## Exercise directions
Determine how many lines of the material hold the string "mère" and reply with only that number.

## Input
================================

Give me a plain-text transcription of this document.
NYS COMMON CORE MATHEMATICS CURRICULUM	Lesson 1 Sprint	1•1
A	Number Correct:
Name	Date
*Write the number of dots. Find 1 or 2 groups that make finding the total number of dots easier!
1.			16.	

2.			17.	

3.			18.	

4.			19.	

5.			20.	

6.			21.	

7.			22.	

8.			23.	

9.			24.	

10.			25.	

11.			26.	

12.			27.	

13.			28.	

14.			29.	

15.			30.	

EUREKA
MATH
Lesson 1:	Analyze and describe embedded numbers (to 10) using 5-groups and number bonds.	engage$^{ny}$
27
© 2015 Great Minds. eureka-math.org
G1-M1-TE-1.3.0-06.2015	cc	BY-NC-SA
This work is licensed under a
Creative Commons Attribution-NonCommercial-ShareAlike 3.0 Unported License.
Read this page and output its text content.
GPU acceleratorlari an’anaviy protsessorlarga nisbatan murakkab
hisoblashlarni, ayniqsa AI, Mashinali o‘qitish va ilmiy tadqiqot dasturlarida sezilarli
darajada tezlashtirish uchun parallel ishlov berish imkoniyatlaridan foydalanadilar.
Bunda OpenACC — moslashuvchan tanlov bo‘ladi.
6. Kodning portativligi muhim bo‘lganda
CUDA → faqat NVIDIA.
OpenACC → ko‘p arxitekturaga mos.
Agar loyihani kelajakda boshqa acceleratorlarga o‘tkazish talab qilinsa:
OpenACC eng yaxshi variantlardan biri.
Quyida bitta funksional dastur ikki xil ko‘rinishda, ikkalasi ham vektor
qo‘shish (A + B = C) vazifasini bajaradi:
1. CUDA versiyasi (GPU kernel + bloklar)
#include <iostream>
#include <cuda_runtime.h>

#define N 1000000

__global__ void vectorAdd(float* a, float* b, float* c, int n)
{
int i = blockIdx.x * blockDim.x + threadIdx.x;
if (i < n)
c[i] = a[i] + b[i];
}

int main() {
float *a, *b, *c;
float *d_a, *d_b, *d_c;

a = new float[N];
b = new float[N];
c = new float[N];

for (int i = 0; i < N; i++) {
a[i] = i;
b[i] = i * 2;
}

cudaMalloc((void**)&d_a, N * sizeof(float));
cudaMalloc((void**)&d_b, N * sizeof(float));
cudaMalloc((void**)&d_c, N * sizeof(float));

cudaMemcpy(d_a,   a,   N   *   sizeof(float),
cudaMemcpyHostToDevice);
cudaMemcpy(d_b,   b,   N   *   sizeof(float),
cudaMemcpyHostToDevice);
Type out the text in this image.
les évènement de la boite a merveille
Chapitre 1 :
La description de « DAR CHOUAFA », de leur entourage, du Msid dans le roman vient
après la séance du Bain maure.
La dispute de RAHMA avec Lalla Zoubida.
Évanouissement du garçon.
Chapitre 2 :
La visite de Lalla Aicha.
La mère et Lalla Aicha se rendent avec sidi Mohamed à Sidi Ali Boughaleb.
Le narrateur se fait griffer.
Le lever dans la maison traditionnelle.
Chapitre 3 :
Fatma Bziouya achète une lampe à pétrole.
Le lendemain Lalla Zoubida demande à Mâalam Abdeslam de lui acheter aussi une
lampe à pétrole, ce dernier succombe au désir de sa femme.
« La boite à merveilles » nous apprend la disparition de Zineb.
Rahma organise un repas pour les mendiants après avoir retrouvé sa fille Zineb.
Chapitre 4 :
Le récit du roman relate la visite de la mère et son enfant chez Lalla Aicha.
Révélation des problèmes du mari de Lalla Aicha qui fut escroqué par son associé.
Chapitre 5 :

================================

## Task result
2